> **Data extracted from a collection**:
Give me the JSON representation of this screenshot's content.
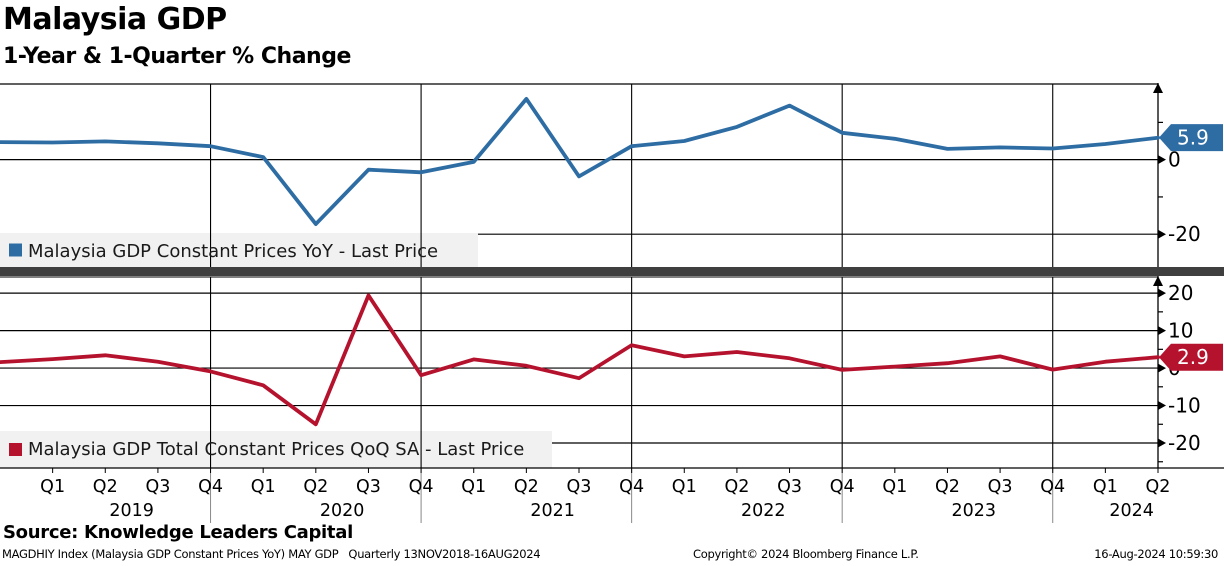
{
  "header": {
    "title": "Malaysia GDP",
    "subtitle": "1-Year & 1-Quarter % Change"
  },
  "footer": {
    "source": "Source: Knowledge Leaders Capital",
    "meta": "MAGDHIY Index (Malaysia GDP Constant Prices YoY) MAY GDP   Quarterly 13NOV2018-16AUG2024",
    "copyright": "Copyright© 2024 Bloomberg Finance L.P.",
    "timestamp": "16-Aug-2024 10:59:30"
  },
  "colors": {
    "yoy_blue": "#2E6DA4",
    "qoq_red": "#B5122E",
    "legend_bg": "#F1F1F1",
    "separator": "#3F3F3F",
    "grid": "#000000",
    "year_divider_gray": "#888888"
  },
  "chart_data": {
    "type": "line",
    "periods": [
      "Q4 2018",
      "Q1 2019",
      "Q2 2019",
      "Q3 2019",
      "Q4 2019",
      "Q1 2020",
      "Q2 2020",
      "Q3 2020",
      "Q4 2020",
      "Q1 2021",
      "Q2 2021",
      "Q3 2021",
      "Q4 2021",
      "Q1 2022",
      "Q2 2022",
      "Q3 2022",
      "Q4 2022",
      "Q1 2023",
      "Q2 2023",
      "Q3 2023",
      "Q4 2023",
      "Q1 2024",
      "Q2 2024"
    ],
    "quarter_tick_labels": [
      "Q1",
      "Q2",
      "Q3",
      "Q4",
      "Q1",
      "Q2",
      "Q3",
      "Q4",
      "Q1",
      "Q2",
      "Q3",
      "Q4",
      "Q1",
      "Q2",
      "Q3",
      "Q4",
      "Q1",
      "Q2",
      "Q3",
      "Q4",
      "Q1",
      "Q2"
    ],
    "years": [
      {
        "label": "2019",
        "quarters": 4
      },
      {
        "label": "2020",
        "quarters": 4
      },
      {
        "label": "2021",
        "quarters": 4
      },
      {
        "label": "2022",
        "quarters": 4
      },
      {
        "label": "2023",
        "quarters": 4
      },
      {
        "label": "2024",
        "quarters": 2
      }
    ],
    "panels": [
      {
        "name": "Malaysia GDP Constant Prices YoY - Last Price",
        "color": "#2E6DA4",
        "values": [
          4.7,
          4.6,
          4.9,
          4.4,
          3.6,
          0.7,
          -17.3,
          -2.7,
          -3.4,
          -0.6,
          16.3,
          -4.5,
          3.6,
          5.0,
          8.8,
          14.5,
          7.2,
          5.6,
          2.9,
          3.3,
          3.0,
          4.2,
          5.9
        ],
        "last_price": "5.9",
        "ylim": [
          -28.8,
          20.3
        ],
        "yticks_labeled": [
          0,
          -20
        ],
        "yticks_minor": [
          10,
          -10
        ],
        "gridlines": [
          0,
          -20
        ]
      },
      {
        "name": "Malaysia GDP Total Constant Prices QoQ SA - Last Price",
        "color": "#B5122E",
        "values": [
          1.6,
          2.4,
          3.4,
          1.7,
          -0.9,
          -4.6,
          -15.0,
          19.4,
          -1.9,
          2.3,
          0.6,
          -2.7,
          6.1,
          3.1,
          4.3,
          2.6,
          -0.5,
          0.4,
          1.3,
          3.1,
          -0.4,
          1.7,
          2.9
        ],
        "last_price": "2.9",
        "ylim": [
          -26.4,
          24.3
        ],
        "yticks_labeled": [
          20,
          10,
          0,
          -10,
          -20
        ],
        "yticks_minor": [
          15,
          5,
          -5,
          -15,
          -25
        ],
        "gridlines": [
          20,
          10,
          0,
          -10,
          -20
        ]
      }
    ],
    "legend_position": "bottom-left-of-each-panel",
    "grid": true
  }
}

> **GIVEN TASK**: Tally the lines containing "Prices". Provide the number without any other words.

> **COMPLETE OUTPUT**: 3